▶ [EXERCISE OBJECTIVE]
Count the lines in the rows below that contain the string "charge", matching case exactly, and give only the number.

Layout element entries
· · · · · · ·
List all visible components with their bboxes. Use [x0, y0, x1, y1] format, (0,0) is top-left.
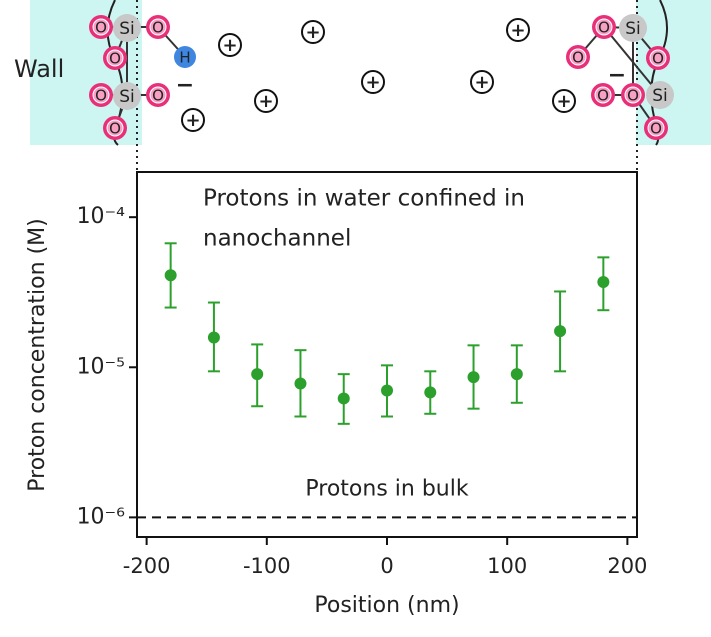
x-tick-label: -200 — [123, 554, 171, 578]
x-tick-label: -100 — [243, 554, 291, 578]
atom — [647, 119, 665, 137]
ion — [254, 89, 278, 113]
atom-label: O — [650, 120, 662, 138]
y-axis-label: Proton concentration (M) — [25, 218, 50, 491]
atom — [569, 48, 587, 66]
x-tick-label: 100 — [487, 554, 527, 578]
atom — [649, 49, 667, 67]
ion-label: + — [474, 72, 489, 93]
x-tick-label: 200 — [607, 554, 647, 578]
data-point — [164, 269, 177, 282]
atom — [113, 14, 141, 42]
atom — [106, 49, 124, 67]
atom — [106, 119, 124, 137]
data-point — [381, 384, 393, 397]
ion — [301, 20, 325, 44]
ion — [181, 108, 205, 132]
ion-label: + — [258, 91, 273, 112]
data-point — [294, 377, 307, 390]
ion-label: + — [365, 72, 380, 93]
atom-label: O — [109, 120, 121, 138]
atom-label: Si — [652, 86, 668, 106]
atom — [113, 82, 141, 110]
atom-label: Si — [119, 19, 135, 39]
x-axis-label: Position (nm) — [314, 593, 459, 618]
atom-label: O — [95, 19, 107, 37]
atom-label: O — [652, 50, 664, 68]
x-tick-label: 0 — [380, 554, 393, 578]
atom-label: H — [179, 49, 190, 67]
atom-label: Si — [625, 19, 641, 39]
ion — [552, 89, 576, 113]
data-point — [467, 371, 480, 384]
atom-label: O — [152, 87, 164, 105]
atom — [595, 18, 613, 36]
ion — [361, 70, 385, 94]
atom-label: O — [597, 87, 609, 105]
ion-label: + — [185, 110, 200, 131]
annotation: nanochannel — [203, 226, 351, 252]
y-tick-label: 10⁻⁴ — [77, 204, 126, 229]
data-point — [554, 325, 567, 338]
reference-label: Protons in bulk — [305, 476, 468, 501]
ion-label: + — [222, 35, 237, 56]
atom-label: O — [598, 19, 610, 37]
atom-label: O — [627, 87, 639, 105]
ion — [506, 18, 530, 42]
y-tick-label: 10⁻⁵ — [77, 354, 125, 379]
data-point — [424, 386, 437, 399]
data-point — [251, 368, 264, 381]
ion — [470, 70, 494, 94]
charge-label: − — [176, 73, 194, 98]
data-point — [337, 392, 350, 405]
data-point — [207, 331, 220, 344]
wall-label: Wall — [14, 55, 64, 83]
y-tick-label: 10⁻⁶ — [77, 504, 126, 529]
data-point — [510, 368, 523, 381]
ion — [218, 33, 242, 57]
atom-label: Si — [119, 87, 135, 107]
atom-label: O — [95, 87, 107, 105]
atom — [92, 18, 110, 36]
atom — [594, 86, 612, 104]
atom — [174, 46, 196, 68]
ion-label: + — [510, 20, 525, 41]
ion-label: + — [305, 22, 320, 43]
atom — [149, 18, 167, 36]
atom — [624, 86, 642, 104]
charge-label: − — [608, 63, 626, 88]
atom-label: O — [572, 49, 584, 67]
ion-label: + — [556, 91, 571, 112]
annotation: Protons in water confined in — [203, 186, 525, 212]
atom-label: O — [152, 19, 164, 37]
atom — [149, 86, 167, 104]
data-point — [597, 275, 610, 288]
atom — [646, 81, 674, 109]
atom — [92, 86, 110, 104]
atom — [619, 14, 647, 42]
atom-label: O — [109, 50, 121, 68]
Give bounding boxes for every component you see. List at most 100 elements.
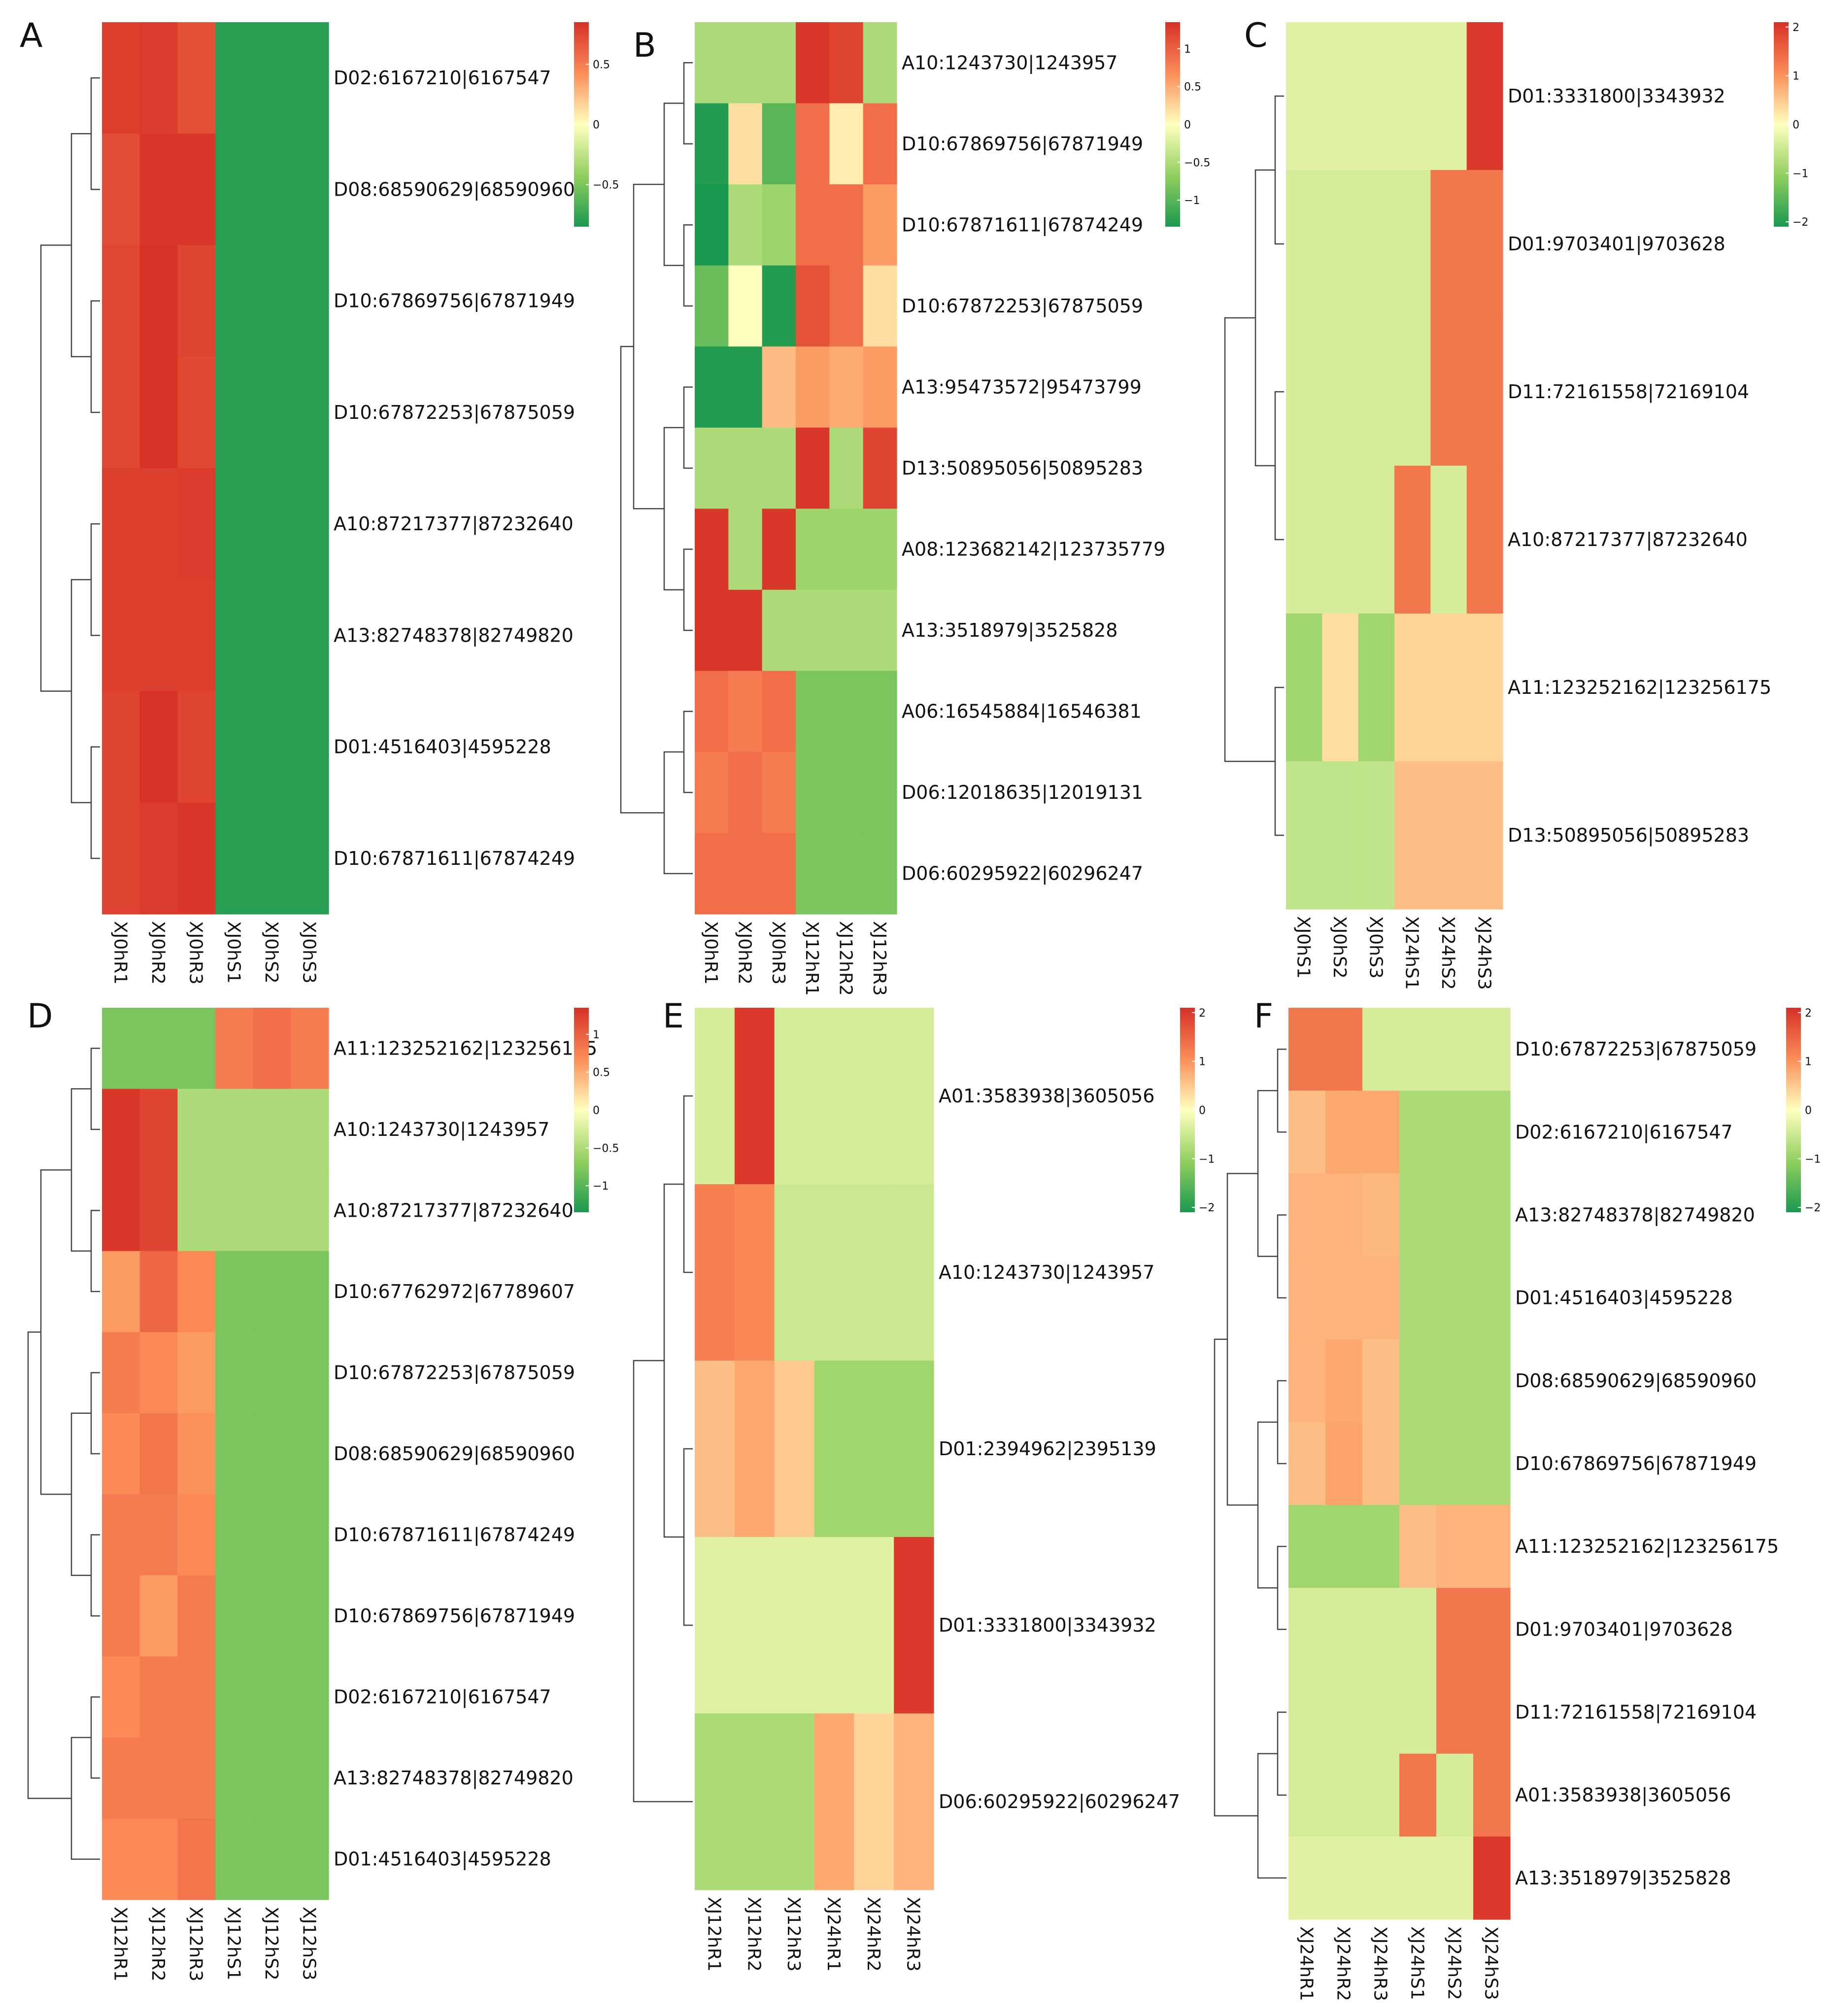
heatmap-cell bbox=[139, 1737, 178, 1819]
· · · · · · ·
▶ [REPLY TO THE TASK]
2